DATA FOR THE TASK:
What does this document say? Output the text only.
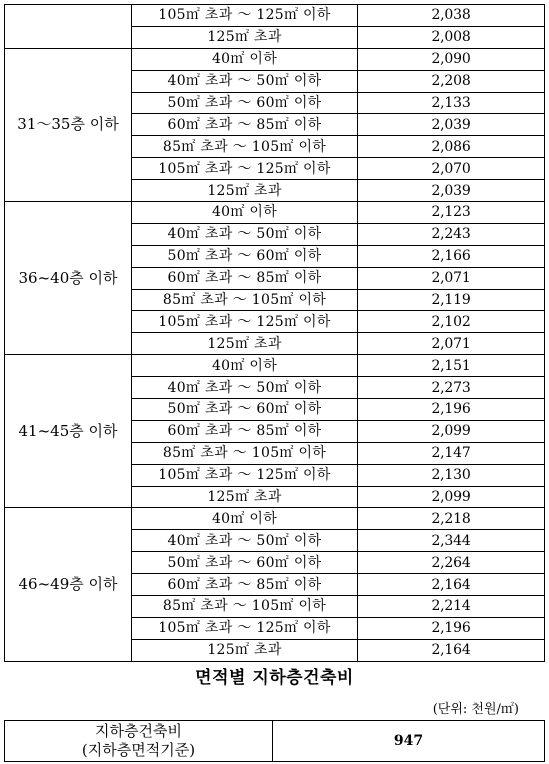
	105㎡ 초과 ～ 125㎡ 이하	2,038
	125㎡ 초과	2,008
31～35층 이하	40㎡ 이하	2,090
	40㎡ 초과 ～ 50㎡ 이하	2,208
	50㎡ 초과 ～ 60㎡ 이하	2,133
	60㎡ 초과 ～ 85㎡ 이하	2,039
	85㎡ 초과 ～ 105㎡ 이하	2,086
	105㎡ 초과 ～ 125㎡ 이하	2,070
	125㎡ 초과	2,039
36~40층 이하	40㎡ 이하	2,123
	40㎡ 초과 ～ 50㎡ 이하	2,243
	50㎡ 초과 ～ 60㎡ 이하	2,166
	60㎡ 초과 ～ 85㎡ 이하	2,071
	85㎡ 초과 ～ 105㎡ 이하	2,119
	105㎡ 초과 ～ 125㎡ 이하	2,102
	125㎡ 초과	2,071
41~45층 이하	40㎡ 이하	2,151
	40㎡ 초과 ～ 50㎡ 이하	2,273
	50㎡ 초과 ～ 60㎡ 이하	2,196
	60㎡ 초과 ～ 85㎡ 이하	2,099
	85㎡ 초과 ～ 105㎡ 이하	2,147
	105㎡ 초과 ～ 125㎡ 이하	2,130
	125㎡ 초과	2,099
46~49층 이하	40㎡ 이하	2,218
	40㎡ 초과 ～ 50㎡ 이하	2,344
	50㎡ 초과 ～ 60㎡ 이하	2,264
	60㎡ 초과 ～ 85㎡ 이하	2,164
	85㎡ 초과 ～ 105㎡ 이하	2,214
	105㎡ 초과 ～ 125㎡ 이하	2,196
	125㎡ 초과	2,164
면적별 지하층건축비
(단위: 천원/㎡)
지하층건축비
(지하층면적기준)	947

STATED PROBLEM: In this exercise, set down all of the data exactly, without the pictures.

RESULT BELOW:
What does this document say? Output the text only.
	105㎡ 초과 ～ 125㎡ 이하	2,038
	125㎡ 초과	2,008
31～35층 이하	40㎡ 이하	2,090
	40㎡ 초과 ～ 50㎡ 이하	2,208
	50㎡ 초과 ～ 60㎡ 이하	2,133
	60㎡ 초과 ～ 85㎡ 이하	2,039
	85㎡ 초과 ～ 105㎡ 이하	2,086
	105㎡ 초과 ～ 125㎡ 이하	2,070
	125㎡ 초과	2,039
36~40층 이하	40㎡ 이하	2,123
	40㎡ 초과 ～ 50㎡ 이하	2,243
	50㎡ 초과 ～ 60㎡ 이하	2,166
	60㎡ 초과 ～ 85㎡ 이하	2,071
	85㎡ 초과 ～ 105㎡ 이하	2,119
	105㎡ 초과 ～ 125㎡ 이하	2,102
	125㎡ 초과	2,071
41~45층 이하	40㎡ 이하	2,151
	40㎡ 초과 ～ 50㎡ 이하	2,273
	50㎡ 초과 ～ 60㎡ 이하	2,196
	60㎡ 초과 ～ 85㎡ 이하	2,099
	85㎡ 초과 ～ 105㎡ 이하	2,147
	105㎡ 초과 ～ 125㎡ 이하	2,130
	125㎡ 초과	2,099
46~49층 이하	40㎡ 이하	2,218
	40㎡ 초과 ～ 50㎡ 이하	2,344
	50㎡ 초과 ～ 60㎡ 이하	2,264
	60㎡ 초과 ～ 85㎡ 이하	2,164
	85㎡ 초과 ～ 105㎡ 이하	2,214
	105㎡ 초과 ～ 125㎡ 이하	2,196
	125㎡ 초과	2,164
면적별 지하층건축비
(단위: 천원/㎡)
지하층건축비
(지하층면적기준)	947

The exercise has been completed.